## Start Data to process

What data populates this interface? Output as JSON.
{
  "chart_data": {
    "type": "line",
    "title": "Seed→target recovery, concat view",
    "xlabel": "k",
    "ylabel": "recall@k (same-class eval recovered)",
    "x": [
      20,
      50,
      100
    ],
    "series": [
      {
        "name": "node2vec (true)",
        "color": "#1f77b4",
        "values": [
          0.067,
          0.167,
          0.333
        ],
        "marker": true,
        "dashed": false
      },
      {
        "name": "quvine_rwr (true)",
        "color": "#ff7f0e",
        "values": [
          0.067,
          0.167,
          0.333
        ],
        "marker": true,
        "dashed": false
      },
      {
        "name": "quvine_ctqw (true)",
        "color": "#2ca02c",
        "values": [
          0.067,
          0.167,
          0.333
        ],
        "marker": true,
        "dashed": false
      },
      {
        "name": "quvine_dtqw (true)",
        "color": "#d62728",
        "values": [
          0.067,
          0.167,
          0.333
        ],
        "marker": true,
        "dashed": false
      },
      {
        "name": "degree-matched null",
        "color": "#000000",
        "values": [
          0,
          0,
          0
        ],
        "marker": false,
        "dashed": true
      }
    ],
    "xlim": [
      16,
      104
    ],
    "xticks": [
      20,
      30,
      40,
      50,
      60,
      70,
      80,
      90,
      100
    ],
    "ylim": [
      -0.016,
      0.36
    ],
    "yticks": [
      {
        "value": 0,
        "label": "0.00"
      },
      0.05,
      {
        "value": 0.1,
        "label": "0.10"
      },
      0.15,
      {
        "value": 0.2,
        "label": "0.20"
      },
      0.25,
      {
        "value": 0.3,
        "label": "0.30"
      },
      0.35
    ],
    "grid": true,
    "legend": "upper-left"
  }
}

## End Data to process

= Problem to solve =
Write the complete data out, exactly as above.

= The response =
What data populates this interface? Output as JSON.
{
  "chart_data": {
    "type": "line",
    "title": "Seed→target recovery, concat view",
    "xlabel": "k",
    "ylabel": "recall@k (same-class eval recovered)",
    "x": [
      20,
      50,
      100
    ],
    "series": [
      {
        "name": "node2vec (true)",
        "color": "#1f77b4",
        "values": [
          0.067,
          0.167,
          0.333
        ],
        "marker": true,
        "dashed": false
      },
      {
        "name": "quvine_rwr (true)",
        "color": "#ff7f0e",
        "values": [
          0.067,
          0.167,
          0.333
        ],
        "marker": true,
        "dashed": false
      },
      {
        "name": "quvine_ctqw (true)",
        "color": "#2ca02c",
        "values": [
          0.067,
          0.167,
          0.333
        ],
        "marker": true,
        "dashed": false
      },
      {
        "name": "quvine_dtqw (true)",
        "color": "#d62728",
        "values": [
          0.067,
          0.167,
          0.333
        ],
        "marker": true,
        "dashed": false
      },
      {
        "name": "degree-matched null",
        "color": "#000000",
        "values": [
          0,
          0,
          0
        ],
        "marker": false,
        "dashed": true
      }
    ],
    "xlim": [
      16,
      104
    ],
    "xticks": [
      20,
      30,
      40,
      50,
      60,
      70,
      80,
      90,
      100
    ],
    "ylim": [
      -0.016,
      0.36
    ],
    "yticks": [
      {
        "value": 0,
        "label": "0.00"
      },
      0.05,
      {
        "value": 0.1,
        "label": "0.10"
      },
      0.15,
      {
        "value": 0.2,
        "label": "0.20"
      },
      0.25,
      {
        "value": 0.3,
        "label": "0.30"
      },
      0.35
    ],
    "grid": true,
    "legend": "upper-left"
  }
}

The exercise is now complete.